5. The Applicant in its rejoinder dated 26.02.2020 submitted that:
i. That Juvello Homes Private Limited is a third party and not the corporate debtor.
ii. That the Applicant had never received the said 138 N.I. Act notice. The Corporate debtor has not annexed a single proof of delivery of notice under section 138 Negotiable Instrument Act. The Corporate debtor furnished false information regarding issuance of 138 notice and liable to be punished under section 77 of the IBC.
iii. The Corporate Debtor himself admitted to the existence/execution of the Operation and Management Agreement in his own document issued on behalf of Juvello Homes private Limited i.e. the alleged 138 N.I.Act’s notice. The Corporate Debtor has further relied upon the Operation and Management Agreement in paragraph E, F etc of the reply of the corporate debtor, wherein he has sought invocation of the Arbitration Clause mentioned therein.
iv. The statutory period of 10 days as mentioned in Section 8(2) of the IBC had expired on 11.12.2019, considering the service attempted on the registered address of the Corporate Debtor. Even otherwise if the date of service is considered as 05.12.2019, being the date of email, the limitation to file reply/notice of dispute on behalf of the Corporate Debtor would have expired on 15.12.2019.

**RECORD SET:**
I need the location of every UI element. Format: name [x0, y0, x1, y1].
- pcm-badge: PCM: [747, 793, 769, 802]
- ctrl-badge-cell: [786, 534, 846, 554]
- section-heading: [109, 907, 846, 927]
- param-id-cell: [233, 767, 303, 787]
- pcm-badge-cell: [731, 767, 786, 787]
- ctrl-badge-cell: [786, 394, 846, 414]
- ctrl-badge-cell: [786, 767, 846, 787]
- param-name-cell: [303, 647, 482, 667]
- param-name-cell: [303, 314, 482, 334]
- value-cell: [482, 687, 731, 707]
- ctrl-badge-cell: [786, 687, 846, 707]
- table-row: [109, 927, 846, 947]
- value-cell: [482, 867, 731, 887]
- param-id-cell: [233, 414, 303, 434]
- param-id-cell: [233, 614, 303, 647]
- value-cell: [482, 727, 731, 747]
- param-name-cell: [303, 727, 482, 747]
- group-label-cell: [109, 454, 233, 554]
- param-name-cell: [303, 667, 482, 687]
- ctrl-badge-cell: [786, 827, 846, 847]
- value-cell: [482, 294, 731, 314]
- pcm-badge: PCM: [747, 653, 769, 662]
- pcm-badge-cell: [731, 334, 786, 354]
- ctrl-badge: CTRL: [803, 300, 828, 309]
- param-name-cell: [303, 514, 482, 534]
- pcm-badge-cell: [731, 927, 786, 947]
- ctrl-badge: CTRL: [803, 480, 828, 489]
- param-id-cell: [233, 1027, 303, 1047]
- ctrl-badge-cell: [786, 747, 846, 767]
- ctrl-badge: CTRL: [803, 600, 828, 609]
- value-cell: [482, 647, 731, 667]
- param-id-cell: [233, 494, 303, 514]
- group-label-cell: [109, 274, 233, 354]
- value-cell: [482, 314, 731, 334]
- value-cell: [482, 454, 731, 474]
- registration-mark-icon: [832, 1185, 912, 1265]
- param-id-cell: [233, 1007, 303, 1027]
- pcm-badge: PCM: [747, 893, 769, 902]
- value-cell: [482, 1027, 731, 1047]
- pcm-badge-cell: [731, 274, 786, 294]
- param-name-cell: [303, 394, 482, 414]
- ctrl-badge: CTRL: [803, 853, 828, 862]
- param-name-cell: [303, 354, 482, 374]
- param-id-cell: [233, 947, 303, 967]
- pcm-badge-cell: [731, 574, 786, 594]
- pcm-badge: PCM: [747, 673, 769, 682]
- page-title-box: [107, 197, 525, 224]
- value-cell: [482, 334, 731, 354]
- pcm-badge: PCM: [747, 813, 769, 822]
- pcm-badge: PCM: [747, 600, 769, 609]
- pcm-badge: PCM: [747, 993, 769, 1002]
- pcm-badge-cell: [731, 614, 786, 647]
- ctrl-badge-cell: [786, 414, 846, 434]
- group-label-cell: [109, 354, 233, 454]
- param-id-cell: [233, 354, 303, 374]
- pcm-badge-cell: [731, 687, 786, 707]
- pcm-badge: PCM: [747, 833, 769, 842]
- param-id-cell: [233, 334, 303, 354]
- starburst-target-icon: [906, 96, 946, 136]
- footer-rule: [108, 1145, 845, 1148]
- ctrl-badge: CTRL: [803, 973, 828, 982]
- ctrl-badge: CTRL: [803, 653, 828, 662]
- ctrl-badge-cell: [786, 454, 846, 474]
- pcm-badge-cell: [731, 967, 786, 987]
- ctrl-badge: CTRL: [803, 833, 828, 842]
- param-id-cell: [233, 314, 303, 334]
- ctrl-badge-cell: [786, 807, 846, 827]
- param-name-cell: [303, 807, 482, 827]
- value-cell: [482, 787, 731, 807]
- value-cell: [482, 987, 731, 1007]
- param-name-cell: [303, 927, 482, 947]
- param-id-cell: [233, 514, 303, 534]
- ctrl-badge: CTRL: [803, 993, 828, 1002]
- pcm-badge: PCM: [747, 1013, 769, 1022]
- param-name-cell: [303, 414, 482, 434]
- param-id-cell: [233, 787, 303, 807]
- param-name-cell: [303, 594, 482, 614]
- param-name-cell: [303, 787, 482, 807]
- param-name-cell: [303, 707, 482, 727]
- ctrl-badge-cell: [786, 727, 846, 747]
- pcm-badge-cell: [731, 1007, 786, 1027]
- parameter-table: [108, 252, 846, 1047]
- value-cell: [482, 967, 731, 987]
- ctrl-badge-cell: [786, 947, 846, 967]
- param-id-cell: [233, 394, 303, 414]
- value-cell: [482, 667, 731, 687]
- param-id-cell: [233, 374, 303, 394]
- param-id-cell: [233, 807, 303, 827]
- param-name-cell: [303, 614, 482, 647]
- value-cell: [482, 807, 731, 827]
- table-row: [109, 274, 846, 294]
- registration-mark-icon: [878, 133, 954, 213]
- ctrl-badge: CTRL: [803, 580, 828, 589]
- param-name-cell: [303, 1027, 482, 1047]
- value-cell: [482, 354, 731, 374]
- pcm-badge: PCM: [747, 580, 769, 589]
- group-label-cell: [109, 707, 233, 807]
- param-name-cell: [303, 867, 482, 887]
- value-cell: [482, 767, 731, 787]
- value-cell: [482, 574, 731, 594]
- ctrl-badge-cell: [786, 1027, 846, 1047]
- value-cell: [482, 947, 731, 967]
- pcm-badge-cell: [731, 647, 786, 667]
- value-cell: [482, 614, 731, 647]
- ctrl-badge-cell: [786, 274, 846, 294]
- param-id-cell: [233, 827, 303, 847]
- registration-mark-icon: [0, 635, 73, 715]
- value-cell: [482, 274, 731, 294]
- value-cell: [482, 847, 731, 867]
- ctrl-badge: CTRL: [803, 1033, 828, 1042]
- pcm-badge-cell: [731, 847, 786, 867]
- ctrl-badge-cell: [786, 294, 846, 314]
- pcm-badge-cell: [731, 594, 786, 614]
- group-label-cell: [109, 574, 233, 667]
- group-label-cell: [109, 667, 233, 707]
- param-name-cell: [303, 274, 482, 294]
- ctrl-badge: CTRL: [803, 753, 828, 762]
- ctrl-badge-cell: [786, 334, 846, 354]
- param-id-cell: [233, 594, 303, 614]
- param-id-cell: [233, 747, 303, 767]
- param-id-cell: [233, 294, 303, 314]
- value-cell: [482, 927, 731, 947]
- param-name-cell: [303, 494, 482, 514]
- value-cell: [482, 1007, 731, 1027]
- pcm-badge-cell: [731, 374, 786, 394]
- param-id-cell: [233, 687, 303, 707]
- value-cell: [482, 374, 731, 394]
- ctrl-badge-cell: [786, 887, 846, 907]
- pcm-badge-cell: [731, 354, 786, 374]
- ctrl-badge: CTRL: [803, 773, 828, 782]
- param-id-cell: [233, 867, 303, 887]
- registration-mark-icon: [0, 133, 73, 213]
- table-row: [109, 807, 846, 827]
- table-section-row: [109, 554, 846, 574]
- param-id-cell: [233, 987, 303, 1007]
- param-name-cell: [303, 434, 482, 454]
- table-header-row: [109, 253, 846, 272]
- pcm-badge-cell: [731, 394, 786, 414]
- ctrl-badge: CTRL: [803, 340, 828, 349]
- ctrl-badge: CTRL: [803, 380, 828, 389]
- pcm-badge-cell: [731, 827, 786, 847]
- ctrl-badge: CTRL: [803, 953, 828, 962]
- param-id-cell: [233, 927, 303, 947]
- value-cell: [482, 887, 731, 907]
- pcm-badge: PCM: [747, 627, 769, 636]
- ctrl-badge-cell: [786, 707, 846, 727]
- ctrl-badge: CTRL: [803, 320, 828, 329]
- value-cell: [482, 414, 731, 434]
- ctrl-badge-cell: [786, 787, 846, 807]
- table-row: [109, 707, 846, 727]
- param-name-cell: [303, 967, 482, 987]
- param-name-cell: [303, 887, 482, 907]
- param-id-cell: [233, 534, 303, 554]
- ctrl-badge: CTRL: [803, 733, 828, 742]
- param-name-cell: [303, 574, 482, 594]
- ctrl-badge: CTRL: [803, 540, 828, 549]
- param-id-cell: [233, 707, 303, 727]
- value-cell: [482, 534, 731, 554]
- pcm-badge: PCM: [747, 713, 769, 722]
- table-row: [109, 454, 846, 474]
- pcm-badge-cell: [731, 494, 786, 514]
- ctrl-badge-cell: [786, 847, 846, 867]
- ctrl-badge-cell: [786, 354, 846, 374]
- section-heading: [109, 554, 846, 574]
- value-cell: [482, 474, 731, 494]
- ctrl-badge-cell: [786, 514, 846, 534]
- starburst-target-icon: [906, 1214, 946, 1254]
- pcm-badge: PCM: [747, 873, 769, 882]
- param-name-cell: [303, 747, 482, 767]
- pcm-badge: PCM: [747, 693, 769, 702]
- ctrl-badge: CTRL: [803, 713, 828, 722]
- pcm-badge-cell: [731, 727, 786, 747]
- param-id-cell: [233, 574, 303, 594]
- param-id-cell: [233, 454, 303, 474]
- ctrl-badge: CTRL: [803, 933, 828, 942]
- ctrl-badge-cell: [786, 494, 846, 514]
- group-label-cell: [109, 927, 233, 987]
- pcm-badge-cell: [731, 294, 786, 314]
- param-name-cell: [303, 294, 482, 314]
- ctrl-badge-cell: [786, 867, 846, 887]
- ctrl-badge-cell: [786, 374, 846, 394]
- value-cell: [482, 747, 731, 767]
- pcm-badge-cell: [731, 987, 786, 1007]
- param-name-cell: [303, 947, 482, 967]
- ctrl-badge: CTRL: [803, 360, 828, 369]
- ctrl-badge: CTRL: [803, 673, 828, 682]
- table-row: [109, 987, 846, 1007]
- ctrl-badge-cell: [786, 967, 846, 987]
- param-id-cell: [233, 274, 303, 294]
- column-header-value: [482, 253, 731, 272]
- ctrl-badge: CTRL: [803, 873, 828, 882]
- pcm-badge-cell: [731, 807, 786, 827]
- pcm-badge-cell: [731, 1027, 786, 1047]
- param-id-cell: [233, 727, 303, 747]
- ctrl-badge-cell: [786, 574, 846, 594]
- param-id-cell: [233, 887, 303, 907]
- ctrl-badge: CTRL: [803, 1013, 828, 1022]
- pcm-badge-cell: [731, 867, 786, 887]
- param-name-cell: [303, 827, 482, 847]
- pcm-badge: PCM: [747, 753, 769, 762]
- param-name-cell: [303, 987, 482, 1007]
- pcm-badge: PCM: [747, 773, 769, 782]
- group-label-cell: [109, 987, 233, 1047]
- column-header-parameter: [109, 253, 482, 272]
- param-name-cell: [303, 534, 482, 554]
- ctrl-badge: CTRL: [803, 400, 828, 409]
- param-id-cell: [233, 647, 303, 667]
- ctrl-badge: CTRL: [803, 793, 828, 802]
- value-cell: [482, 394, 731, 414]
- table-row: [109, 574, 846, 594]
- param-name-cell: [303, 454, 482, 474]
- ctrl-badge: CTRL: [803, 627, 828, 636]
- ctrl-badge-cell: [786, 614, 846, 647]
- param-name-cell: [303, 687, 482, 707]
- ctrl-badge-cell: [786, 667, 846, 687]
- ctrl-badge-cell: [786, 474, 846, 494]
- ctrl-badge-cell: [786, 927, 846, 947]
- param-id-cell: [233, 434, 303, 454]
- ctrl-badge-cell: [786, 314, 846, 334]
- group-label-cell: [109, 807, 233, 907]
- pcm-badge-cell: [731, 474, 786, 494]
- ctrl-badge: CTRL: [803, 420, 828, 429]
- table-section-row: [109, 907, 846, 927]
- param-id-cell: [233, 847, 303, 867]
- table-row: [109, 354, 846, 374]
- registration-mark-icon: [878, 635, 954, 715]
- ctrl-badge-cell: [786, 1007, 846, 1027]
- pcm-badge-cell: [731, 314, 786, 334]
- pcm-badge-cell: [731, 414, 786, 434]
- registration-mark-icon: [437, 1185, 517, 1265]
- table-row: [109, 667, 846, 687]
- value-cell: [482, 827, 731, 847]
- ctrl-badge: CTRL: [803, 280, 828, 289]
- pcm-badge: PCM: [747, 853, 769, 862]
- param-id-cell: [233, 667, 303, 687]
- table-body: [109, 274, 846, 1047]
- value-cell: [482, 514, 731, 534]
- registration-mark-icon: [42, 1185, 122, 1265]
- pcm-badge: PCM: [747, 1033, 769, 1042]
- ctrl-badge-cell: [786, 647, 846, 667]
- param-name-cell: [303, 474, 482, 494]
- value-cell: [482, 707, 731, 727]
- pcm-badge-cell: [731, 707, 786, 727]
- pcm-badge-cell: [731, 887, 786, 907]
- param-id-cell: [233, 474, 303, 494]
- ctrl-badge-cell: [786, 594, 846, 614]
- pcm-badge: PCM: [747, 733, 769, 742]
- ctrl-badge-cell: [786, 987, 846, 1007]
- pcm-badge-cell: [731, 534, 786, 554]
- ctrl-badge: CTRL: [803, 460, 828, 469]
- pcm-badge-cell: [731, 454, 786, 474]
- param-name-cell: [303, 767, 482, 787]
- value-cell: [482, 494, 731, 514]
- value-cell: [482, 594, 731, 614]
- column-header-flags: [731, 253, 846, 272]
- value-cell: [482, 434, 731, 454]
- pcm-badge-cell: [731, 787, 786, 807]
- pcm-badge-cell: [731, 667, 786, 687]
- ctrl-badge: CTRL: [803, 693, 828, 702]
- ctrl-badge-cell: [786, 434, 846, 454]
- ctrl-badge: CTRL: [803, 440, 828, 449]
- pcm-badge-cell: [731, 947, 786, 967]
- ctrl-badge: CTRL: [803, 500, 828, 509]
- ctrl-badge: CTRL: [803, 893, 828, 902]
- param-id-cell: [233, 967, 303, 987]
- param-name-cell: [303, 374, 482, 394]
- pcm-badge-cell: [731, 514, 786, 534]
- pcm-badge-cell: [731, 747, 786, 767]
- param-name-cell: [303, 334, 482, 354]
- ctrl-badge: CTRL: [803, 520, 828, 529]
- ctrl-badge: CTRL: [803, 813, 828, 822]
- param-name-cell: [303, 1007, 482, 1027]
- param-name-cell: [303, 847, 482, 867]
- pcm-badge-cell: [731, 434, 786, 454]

**ASSIGNED TASK 1:**
In the Applicant's rejoinder, on what date did the 10-day period under Section 8(2) of the IBC expire, counting from service attempted at the Corporate Debtor's registered address?
**ASSIGNED TASK 2:**
Sum up the Applicant's rejoinder in two sentences.
**ASSIGNED TASK 3:**
Resume the Applicant's rejoinder from its last point.

**EXERCISE RESULT 1:**
11.12.2019

**EXERCISE RESULT 2:**
In its rejoinder dated 26.02.2020, the Applicant said that Juvello Homes Private Limited is a third party and that it never received the 138 N.I. Act notice. It added that the Corporate Debtor showed no proof that notice was delivered, admitted to and relied on the Operation and Management Agreement, and missed the 10-day reply period under Section 8(2) of the IBC, which ended on 11.12.2019, or on 15.12.2019 if counted from the 05.12.2019 email.

**EXERCISE RESULT 3:**
v. Since the Operational Creditor did not receive any reply / notice of dispute to its demand notice dated 29.11.2019, within the statutory limitation period, therefore, an application for initiating Corporate Insolvency against the Corporate Debtor was filed on 27.12.2019. An advance copy of the said application was also despatched on 27.12.2019 and attempted to be delivered on 28.12.2019 however, the same could not be delivered as even though the address was correct, the post returned with a noting that no such person existed on the said address.
vi. That post the Filing Date of the application under Section 9 of the IBC, the Applicant had received a reply on behalf of the Corporate Debtor on 03.01.2020, to the Demand Notice of the Applicant dated 29.11.2019. Though, the said reply on behalf of the Corporate Debtor is pre dated as 26.12.2019 the same was only dispatched on 02.01.2020, as is evident from the postal receipts as well the tracking reports, which is after the advance copy of the Insolvency Application was served/attempted to be served on the Corporate Debtor, as is clear from perusal of Annexure M (Colly) of the application to initiate insolvency against the Corporate Debtor, filed on behalf of the Operational Creditor.
vii. That the insolvency petition under section 9 IBC can also be initiated on the basis of Agreement.
viii. That the cheque no. 001428 for an amount of Rs. 63,45,000/-was nut dishonoured. There was a specific instruction for ‘stop payment’ of the same as there was a violation of the Operation and Management Agreement on behalf of the corporate Debtor and Juvello Homes Private Limited. On the relevant date, the Operational Creditor had sufficient balance in his bank account to clear the cheque in question. An email sent to the Corporate Debtor by the Operational Creditor on 31.07.2019, enumerates the list of defaults on behalf of the Operational Creditor leading to the termination of the Operation and Management Agreement and also instructions for stop payment of the cheque in question on behalf of the Operational Creditor.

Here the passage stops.